### Request
Transcribe all of the material exactly.

### Data provided
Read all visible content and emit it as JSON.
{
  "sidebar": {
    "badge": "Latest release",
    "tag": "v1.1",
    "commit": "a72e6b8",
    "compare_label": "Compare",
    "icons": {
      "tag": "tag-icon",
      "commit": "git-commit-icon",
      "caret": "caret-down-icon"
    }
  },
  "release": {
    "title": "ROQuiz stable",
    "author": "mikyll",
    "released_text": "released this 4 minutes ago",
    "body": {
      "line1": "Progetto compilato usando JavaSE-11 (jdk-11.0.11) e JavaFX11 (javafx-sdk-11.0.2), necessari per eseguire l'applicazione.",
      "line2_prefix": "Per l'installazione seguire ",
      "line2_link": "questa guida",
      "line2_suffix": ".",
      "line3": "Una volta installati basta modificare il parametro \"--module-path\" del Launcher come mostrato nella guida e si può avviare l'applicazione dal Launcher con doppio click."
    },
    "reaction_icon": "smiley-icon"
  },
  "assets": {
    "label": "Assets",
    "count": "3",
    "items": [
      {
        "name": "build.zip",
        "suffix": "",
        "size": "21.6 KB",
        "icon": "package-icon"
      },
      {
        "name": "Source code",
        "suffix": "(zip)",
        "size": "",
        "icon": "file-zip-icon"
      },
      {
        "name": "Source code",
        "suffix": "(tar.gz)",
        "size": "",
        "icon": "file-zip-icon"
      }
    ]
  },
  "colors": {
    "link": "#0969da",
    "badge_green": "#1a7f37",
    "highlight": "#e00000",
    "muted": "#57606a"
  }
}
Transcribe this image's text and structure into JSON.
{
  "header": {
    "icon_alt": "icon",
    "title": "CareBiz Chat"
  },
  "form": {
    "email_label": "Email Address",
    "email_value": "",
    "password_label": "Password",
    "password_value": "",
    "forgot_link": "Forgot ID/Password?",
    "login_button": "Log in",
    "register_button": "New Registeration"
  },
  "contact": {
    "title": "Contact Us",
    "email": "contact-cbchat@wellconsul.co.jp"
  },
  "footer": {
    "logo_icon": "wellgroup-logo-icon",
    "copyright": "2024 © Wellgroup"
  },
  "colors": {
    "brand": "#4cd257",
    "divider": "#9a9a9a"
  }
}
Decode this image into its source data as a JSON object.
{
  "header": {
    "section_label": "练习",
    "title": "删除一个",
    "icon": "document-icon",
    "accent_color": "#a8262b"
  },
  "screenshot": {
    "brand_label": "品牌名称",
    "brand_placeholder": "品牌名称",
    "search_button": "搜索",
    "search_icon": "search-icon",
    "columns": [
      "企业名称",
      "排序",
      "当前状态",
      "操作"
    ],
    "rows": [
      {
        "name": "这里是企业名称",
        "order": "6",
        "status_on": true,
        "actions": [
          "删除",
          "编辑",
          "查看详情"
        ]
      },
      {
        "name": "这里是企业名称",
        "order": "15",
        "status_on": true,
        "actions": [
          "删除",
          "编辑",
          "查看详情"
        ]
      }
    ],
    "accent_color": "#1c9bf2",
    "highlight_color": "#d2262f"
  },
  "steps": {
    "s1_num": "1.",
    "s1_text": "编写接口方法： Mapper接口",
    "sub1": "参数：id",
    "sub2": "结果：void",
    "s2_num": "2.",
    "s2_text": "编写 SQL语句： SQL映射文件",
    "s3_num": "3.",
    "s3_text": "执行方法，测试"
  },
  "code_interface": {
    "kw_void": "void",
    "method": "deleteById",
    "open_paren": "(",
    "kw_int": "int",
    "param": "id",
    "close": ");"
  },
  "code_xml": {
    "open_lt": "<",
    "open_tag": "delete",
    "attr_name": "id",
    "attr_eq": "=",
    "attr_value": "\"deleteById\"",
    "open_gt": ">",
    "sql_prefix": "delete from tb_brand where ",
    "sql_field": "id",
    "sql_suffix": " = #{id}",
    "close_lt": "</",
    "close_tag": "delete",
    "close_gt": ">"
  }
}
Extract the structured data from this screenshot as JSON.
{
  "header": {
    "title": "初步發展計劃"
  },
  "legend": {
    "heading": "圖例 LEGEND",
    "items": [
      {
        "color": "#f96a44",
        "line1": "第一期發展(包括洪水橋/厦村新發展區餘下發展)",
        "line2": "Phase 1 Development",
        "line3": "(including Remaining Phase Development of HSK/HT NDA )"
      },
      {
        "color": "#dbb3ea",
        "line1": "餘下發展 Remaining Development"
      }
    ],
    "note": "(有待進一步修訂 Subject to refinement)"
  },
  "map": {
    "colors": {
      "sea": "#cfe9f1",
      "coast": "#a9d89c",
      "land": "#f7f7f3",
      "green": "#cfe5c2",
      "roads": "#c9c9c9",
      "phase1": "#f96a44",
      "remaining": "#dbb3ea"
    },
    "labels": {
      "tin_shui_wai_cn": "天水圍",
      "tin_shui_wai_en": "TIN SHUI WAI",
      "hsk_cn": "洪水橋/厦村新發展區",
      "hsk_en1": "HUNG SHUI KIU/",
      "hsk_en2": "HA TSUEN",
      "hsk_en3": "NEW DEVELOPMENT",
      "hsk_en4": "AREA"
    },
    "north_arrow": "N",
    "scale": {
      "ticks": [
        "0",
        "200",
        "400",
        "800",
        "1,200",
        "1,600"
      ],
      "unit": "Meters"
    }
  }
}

### Reply to the task
Read all visible content and emit it as JSON.
{
  "sidebar": {
    "badge": "Latest release",
    "tag": "v1.1",
    "commit": "a72e6b8",
    "compare_label": "Compare",
    "icons": {
      "tag": "tag-icon",
      "commit": "git-commit-icon",
      "caret": "caret-down-icon"
    }
  },
  "release": {
    "title": "ROQuiz stable",
    "author": "mikyll",
    "released_text": "released this 4 minutes ago",
    "body": {
      "line1": "Progetto compilato usando JavaSE-11 (jdk-11.0.11) e JavaFX11 (javafx-sdk-11.0.2), necessari per eseguire l'applicazione.",
      "line2_prefix": "Per l'installazione seguire ",
      "line2_link": "questa guida",
      "line2_suffix": ".",
      "line3": "Una volta installati basta modificare il parametro \"--module-path\" del Launcher come mostrato nella guida e si può avviare l'applicazione dal Launcher con doppio click."
    },
    "reaction_icon": "smiley-icon"
  },
  "assets": {
    "label": "Assets",
    "count": "3",
    "items": [
      {
        "name": "build.zip",
        "suffix": "",
        "size": "21.6 KB",
        "icon": "package-icon"
      },
      {
        "name": "Source code",
        "suffix": "(zip)",
        "size": "",
        "icon": "file-zip-icon"
      },
      {
        "name": "Source code",
        "suffix": "(tar.gz)",
        "size": "",
        "icon": "file-zip-icon"
      }
    ]
  },
  "colors": {
    "link": "#0969da",
    "badge_green": "#1a7f37",
    "highlight": "#e00000",
    "muted": "#57606a"
  }
}
Transcribe this image's text and structure into JSON.
{
  "header": {
    "icon_alt": "icon",
    "title": "CareBiz Chat"
  },
  "form": {
    "email_label": "Email Address",
    "email_value": "",
    "password_label": "Password",
    "password_value": "",
    "forgot_link": "Forgot ID/Password?",
    "login_button": "Log in",
    "register_button": "New Registeration"
  },
  "contact": {
    "title": "Contact Us",
    "email": "contact-cbchat@wellconsul.co.jp"
  },
  "footer": {
    "logo_icon": "wellgroup-logo-icon",
    "copyright": "2024 © Wellgroup"
  },
  "colors": {
    "brand": "#4cd257",
    "divider": "#9a9a9a"
  }
}
Decode this image into its source data as a JSON object.
{
  "header": {
    "section_label": "练习",
    "title": "删除一个",
    "icon": "document-icon",
    "accent_color": "#a8262b"
  },
  "screenshot": {
    "brand_label": "品牌名称",
    "brand_placeholder": "品牌名称",
    "search_button": "搜索",
    "search_icon": "search-icon",
    "columns": [
      "企业名称",
      "排序",
      "当前状态",
      "操作"
    ],
    "rows": [
      {
        "name": "这里是企业名称",
        "order": "6",
        "status_on": true,
        "actions": [
          "删除",
          "编辑",
          "查看详情"
        ]
      },
      {
        "name": "这里是企业名称",
        "order": "15",
        "status_on": true,
        "actions": [
          "删除",
          "编辑",
          "查看详情"
        ]
      }
    ],
    "accent_color": "#1c9bf2",
    "highlight_color": "#d2262f"
  },
  "steps": {
    "s1_num": "1.",
    "s1_text": "编写接口方法： Mapper接口",
    "sub1": "参数：id",
    "sub2": "结果：void",
    "s2_num": "2.",
    "s2_text": "编写 SQL语句： SQL映射文件",
    "s3_num": "3.",
    "s3_text": "执行方法，测试"
  },
  "code_interface": {
    "kw_void": "void",
    "method": "deleteById",
    "open_paren": "(",
    "kw_int": "int",
    "param": "id",
    "close": ");"
  },
  "code_xml": {
    "open_lt": "<",
    "open_tag": "delete",
    "attr_name": "id",
    "attr_eq": "=",
    "attr_value": "\"deleteById\"",
    "open_gt": ">",
    "sql_prefix": "delete from tb_brand where ",
    "sql_field": "id",
    "sql_suffix": " = #{id}",
    "close_lt": "</",
    "close_tag": "delete",
    "close_gt": ">"
  }
}
Extract the structured data from this screenshot as JSON.
{
  "header": {
    "title": "初步發展計劃"
  },
  "legend": {
    "heading": "圖例 LEGEND",
    "items": [
      {
        "color": "#f96a44",
        "line1": "第一期發展(包括洪水橋/厦村新發展區餘下發展)",
        "line2": "Phase 1 Development",
        "line3": "(including Remaining Phase Development of HSK/HT NDA )"
      },
      {
        "color": "#dbb3ea",
        "line1": "餘下發展 Remaining Development"
      }
    ],
    "note": "(有待進一步修訂 Subject to refinement)"
  },
  "map": {
    "colors": {
      "sea": "#cfe9f1",
      "coast": "#a9d89c",
      "land": "#f7f7f3",
      "green": "#cfe5c2",
      "roads": "#c9c9c9",
      "phase1": "#f96a44",
      "remaining": "#dbb3ea"
    },
    "labels": {
      "tin_shui_wai_cn": "天水圍",
      "tin_shui_wai_en": "TIN SHUI WAI",
      "hsk_cn": "洪水橋/厦村新發展區",
      "hsk_en1": "HUNG SHUI KIU/",
      "hsk_en2": "HA TSUEN",
      "hsk_en3": "NEW DEVELOPMENT",
      "hsk_en4": "AREA"
    },
    "north_arrow": "N",
    "scale": {
      "ticks": [
        "0",
        "200",
        "400",
        "800",
        "1,200",
        "1,600"
      ],
      "unit": "Meters"
    }
  }
}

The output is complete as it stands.